Obiettivo dell'esercizio – Riporta tutte le righe dei record come tabella Markdown con le colonne N. e Testo, numerando ogni riga e omettendo quelle vuote. Escludi le immagini dalla risposta.

Estratto del dataset –
=====

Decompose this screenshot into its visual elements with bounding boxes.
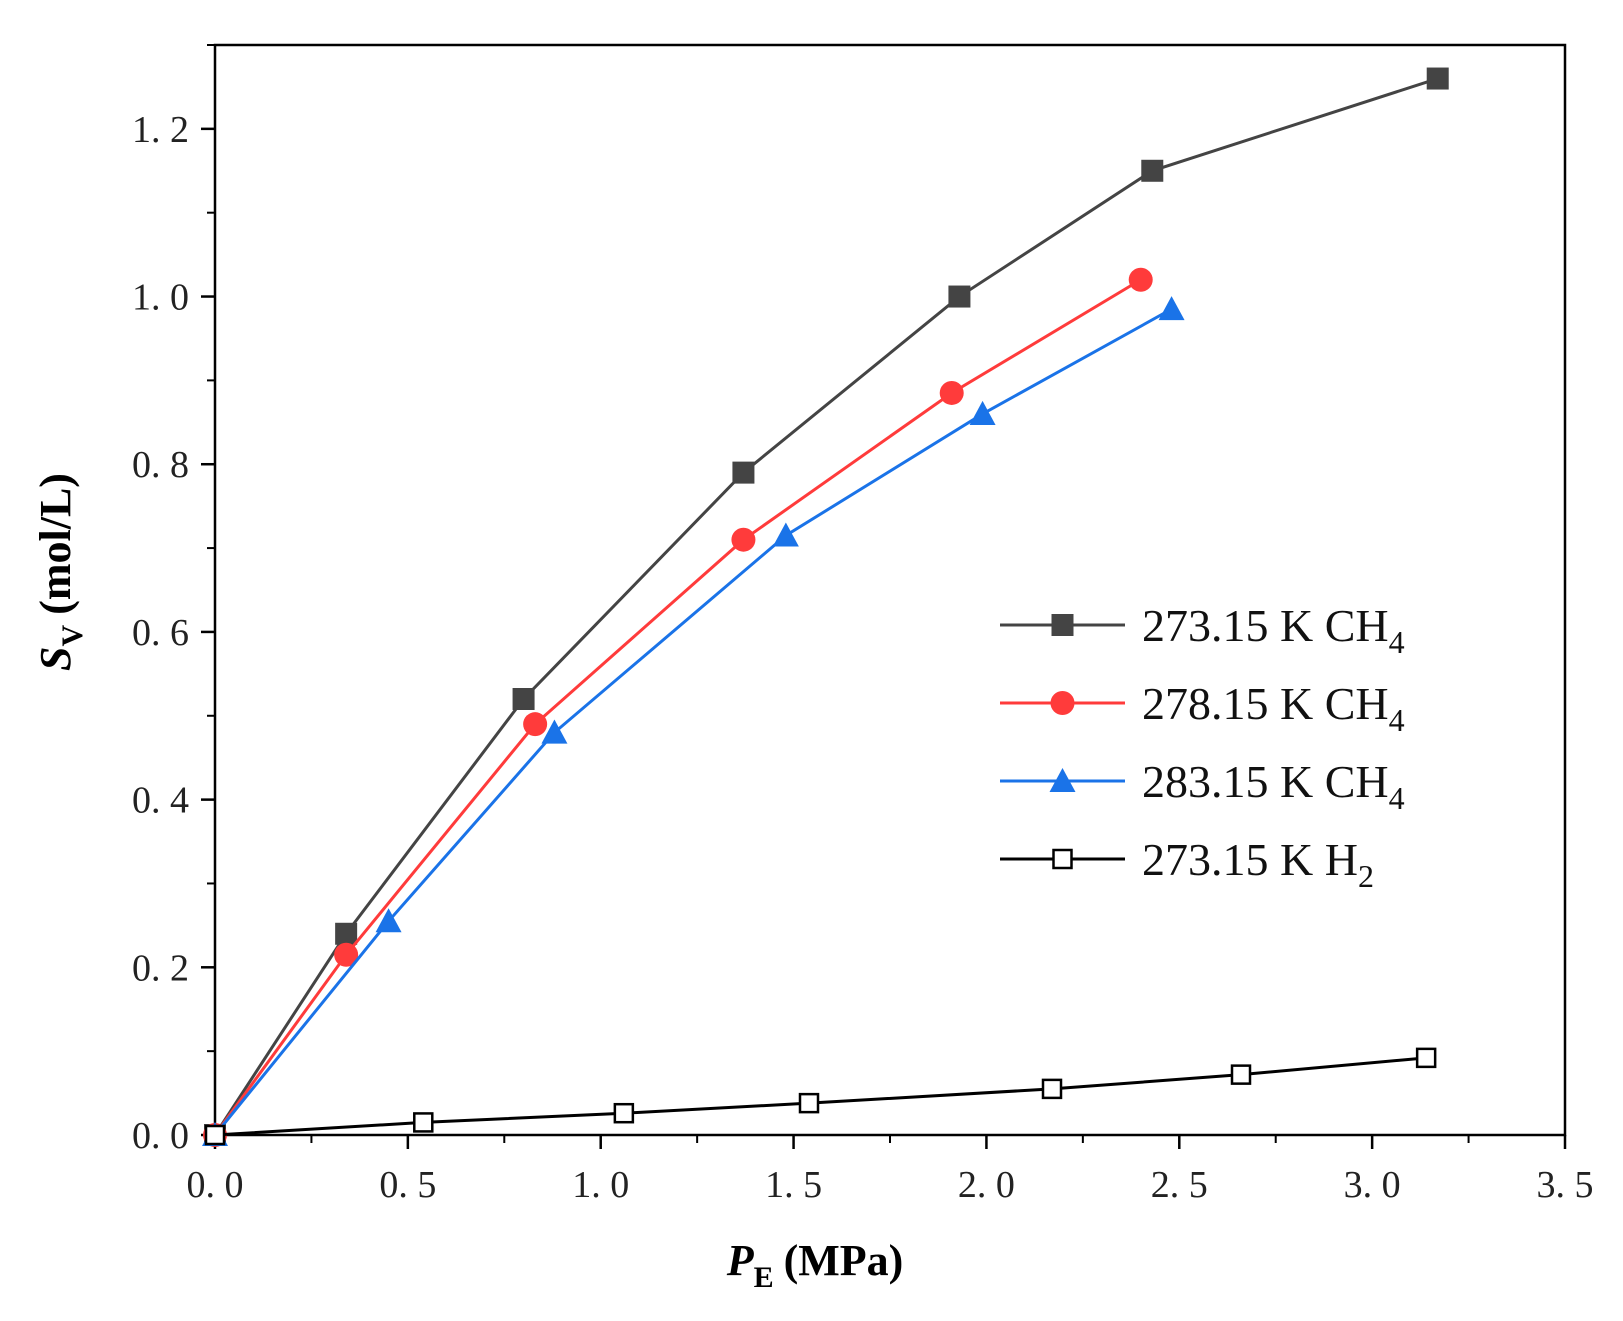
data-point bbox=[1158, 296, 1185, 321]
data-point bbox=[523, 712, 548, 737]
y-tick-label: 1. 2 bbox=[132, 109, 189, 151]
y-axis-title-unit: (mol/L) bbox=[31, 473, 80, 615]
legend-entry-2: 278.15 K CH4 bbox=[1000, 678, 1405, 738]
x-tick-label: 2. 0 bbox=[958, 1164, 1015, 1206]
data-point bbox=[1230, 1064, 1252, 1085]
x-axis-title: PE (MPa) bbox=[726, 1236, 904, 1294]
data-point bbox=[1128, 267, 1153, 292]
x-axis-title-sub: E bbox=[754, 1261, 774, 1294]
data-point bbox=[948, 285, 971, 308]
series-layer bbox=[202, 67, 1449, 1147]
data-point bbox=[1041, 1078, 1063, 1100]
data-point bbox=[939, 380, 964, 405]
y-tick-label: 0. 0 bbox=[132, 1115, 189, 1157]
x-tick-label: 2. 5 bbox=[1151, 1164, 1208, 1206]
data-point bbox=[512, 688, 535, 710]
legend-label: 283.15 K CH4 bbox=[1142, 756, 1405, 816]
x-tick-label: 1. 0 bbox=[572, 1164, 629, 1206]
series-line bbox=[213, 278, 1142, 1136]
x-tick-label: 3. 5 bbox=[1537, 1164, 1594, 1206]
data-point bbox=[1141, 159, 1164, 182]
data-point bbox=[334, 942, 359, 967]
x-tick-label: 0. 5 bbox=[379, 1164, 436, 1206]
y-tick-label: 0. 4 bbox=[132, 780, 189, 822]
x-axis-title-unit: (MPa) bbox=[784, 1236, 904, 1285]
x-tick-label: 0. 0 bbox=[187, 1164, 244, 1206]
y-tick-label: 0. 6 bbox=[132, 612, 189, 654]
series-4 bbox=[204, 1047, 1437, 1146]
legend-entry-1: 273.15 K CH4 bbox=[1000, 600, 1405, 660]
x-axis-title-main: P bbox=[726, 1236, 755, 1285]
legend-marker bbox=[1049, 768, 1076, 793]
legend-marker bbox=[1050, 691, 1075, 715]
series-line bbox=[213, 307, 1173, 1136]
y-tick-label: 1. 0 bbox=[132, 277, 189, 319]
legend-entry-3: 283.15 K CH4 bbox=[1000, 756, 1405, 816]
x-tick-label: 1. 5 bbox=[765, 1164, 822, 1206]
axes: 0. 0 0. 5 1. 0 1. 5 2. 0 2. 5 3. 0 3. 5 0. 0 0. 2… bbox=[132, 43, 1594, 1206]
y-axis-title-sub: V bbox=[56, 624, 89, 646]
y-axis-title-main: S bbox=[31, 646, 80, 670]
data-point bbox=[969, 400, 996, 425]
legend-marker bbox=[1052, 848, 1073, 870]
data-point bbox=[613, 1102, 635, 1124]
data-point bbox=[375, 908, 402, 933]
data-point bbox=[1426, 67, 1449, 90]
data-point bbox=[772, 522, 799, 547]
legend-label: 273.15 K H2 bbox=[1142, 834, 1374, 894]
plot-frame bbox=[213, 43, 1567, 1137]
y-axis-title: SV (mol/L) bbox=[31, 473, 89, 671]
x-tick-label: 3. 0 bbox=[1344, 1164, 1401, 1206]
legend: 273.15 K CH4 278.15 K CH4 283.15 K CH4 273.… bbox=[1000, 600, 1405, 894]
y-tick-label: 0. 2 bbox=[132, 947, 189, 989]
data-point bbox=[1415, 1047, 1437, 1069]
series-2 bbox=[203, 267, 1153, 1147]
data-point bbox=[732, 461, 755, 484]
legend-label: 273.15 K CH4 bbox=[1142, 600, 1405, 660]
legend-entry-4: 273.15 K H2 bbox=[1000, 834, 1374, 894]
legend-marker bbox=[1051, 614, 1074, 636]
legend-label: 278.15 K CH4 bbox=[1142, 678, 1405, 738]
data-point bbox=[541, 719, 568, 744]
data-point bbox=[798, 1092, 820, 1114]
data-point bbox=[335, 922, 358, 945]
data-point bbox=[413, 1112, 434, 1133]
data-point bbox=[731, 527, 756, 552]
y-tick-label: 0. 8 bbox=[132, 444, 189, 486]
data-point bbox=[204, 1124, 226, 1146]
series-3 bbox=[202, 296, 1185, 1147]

=====

Risposta –
| N. | Testo |
|---|---|
| 1 | Decompose this screenshot into its visual elements with bounding boxes. |
| 2 | data-point bbox=[1158, 296, 1185, 321] |
| 3 | data-point bbox=[523, 712, 548, 737] |
| 4 | y-tick-label: 1. 2 bbox=[132, 109, 189, 151] |
| 5 | y-axis-title-unit: (mol/L) bbox=[31, 473, 80, 615] |
| 6 | legend-entry-2: 278.15 K CH4 bbox=[1000, 678, 1405, 738] |
| 7 | x-tick-label: 2. 0 bbox=[958, 1164, 1015, 1206] |
| 8 | data-point bbox=[1230, 1064, 1252, 1085] |
| 9 | x-axis-title: PE (MPa) bbox=[726, 1236, 904, 1294] |
| 10 | data-point bbox=[1128, 267, 1153, 292] |
| 11 | x-axis-title-sub: E bbox=[754, 1261, 774, 1294] |
| 12 | data-point bbox=[948, 285, 971, 308] |
| 13 | series-layer bbox=[202, 67, 1449, 1147] |
| 14 | data-point bbox=[1041, 1078, 1063, 1100] |
| 15 | data-point bbox=[939, 380, 964, 405] |
| 16 | y-tick-label: 0. 0 bbox=[132, 1115, 189, 1157] |
| 17 | x-tick-label: 2. 5 bbox=[1151, 1164, 1208, 1206] |
| 18 | data-point bbox=[512, 688, 535, 710] |
| 19 | legend-label: 283.15 K CH4 bbox=[1142, 756, 1405, 816] |
| 20 | x-tick-label: 1. 0 bbox=[572, 1164, 629, 1206] |
| 21 | series-line bbox=[213, 278, 1142, 1136] |
| 22 | x-tick-label: 3. 5 bbox=[1537, 1164, 1594, 1206] |
| 23 | data-point bbox=[1141, 159, 1164, 182] |
| 24 | data-point bbox=[334, 942, 359, 967] |
| 25 | x-tick-label: 0. 5 bbox=[379, 1164, 436, 1206] |
| 26 | y-tick-label: 0. 4 bbox=[132, 780, 189, 822] |
| 27 | x-axis-title-unit: (MPa) bbox=[784, 1236, 904, 1285] |
| 28 | x-tick-label: 0. 0 bbox=[187, 1164, 244, 1206] |
| 29 | y-tick-label: 0. 6 bbox=[132, 612, 189, 654] |
| 30 | series-4 bbox=[204, 1047, 1437, 1146] |
| 31 | legend-entry-1: 273.15 K CH4 bbox=[1000, 600, 1405, 660] |
| 32 | x-axis-title-main: P bbox=[726, 1236, 755, 1285] |
| 33 | legend-marker bbox=[1049, 768, 1076, 793] |
| 34 | legend-marker bbox=[1050, 691, 1075, 715] |
| 35 | series-line bbox=[213, 307, 1173, 1136] |
| 36 | y-tick-label: 1. 0 bbox=[132, 277, 189, 319] |
| 37 | legend-entry-3: 283.15 K CH4 bbox=[1000, 756, 1405, 816] |
| 38 | x-tick-label: 1. 5 bbox=[765, 1164, 822, 1206] |
| 39 | axes: 0. 0 0. 5 1. 0 1. 5 2. 0 2. 5 3. 0 3. 5 0. 0 0. 2… bbox=[132, 43, 1594, 1206] |
| 40 | y-axis-title-sub: V bbox=[56, 624, 89, 646] |
| 41 | y-axis-title-main: S bbox=[31, 646, 80, 670] |
| 42 | data-point bbox=[969, 400, 996, 425] |
| 43 | legend-marker bbox=[1052, 848, 1073, 870] |
| 44 | data-point bbox=[613, 1102, 635, 1124] |
| 45 | data-point bbox=[375, 908, 402, 933] |
| 46 | data-point bbox=[1426, 67, 1449, 90] |
| 47 | data-point bbox=[772, 522, 799, 547] |
| 48 | legend-label: 273.15 K H2 bbox=[1142, 834, 1374, 894] |
| 49 | plot-frame bbox=[213, 43, 1567, 1137] |
| 50 | y-axis-title: SV (mol/L) bbox=[31, 473, 89, 671] |
| 51 | x-tick-label: 3. 0 bbox=[1344, 1164, 1401, 1206] |
| 52 | legend: 273.15 K CH4 278.15 K CH4 283.15 K CH4 273.… bbox=[1000, 600, 1405, 894] |
| 53 | y-tick-label: 0. 2 bbox=[132, 947, 189, 989] |
| 54 | data-point bbox=[1415, 1047, 1437, 1069] |
| 55 | series-2 bbox=[203, 267, 1153, 1147] |
| 56 | data-point bbox=[732, 461, 755, 484] |
| 57 | legend-label: 273.15 K CH4 bbox=[1142, 600, 1405, 660] |
| 58 | legend-entry-4: 273.15 K H2 bbox=[1000, 834, 1374, 894] |
| 59 | legend-marker bbox=[1051, 614, 1074, 636] |
| 60 | legend-label: 278.15 K CH4 bbox=[1142, 678, 1405, 738] |
| 61 | data-point bbox=[541, 719, 568, 744] |
| 62 | data-point bbox=[798, 1092, 820, 1114] |
| 63 | data-point bbox=[335, 922, 358, 945] |
| 64 | data-point bbox=[413, 1112, 434, 1133] |
| 65 | data-point bbox=[731, 527, 756, 552] |
| 66 | y-tick-label: 0. 8 bbox=[132, 444, 189, 486] |
| 67 | data-point bbox=[204, 1124, 226, 1146] |
| 68 | series-3 bbox=[202, 296, 1185, 1147] |